Dataset records
####

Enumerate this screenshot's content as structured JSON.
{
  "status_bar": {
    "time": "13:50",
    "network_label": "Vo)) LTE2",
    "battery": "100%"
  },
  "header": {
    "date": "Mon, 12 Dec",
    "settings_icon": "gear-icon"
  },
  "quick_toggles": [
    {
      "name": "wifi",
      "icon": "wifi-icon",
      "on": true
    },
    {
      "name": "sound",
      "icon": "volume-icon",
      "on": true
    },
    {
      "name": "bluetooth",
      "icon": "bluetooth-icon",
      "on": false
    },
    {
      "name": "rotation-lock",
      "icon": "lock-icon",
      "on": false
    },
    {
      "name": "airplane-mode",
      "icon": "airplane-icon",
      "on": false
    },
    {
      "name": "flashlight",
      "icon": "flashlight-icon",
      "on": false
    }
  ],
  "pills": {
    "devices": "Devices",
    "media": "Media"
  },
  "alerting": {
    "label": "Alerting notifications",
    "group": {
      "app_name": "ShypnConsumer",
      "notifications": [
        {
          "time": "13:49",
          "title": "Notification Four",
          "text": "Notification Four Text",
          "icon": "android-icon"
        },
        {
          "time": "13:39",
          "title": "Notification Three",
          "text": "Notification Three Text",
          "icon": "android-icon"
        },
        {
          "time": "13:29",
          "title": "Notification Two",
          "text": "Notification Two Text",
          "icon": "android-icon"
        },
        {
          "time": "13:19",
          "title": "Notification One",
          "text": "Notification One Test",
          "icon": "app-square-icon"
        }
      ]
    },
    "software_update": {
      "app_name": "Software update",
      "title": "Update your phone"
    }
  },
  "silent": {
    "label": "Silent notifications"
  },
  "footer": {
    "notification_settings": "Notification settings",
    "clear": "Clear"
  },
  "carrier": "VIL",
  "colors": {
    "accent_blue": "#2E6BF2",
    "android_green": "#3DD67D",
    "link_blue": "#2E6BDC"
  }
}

####

◆ To be done ◆
Give the number of lines in the records that contain the string "Three", and nothing besides.

◆ Solution ◆
2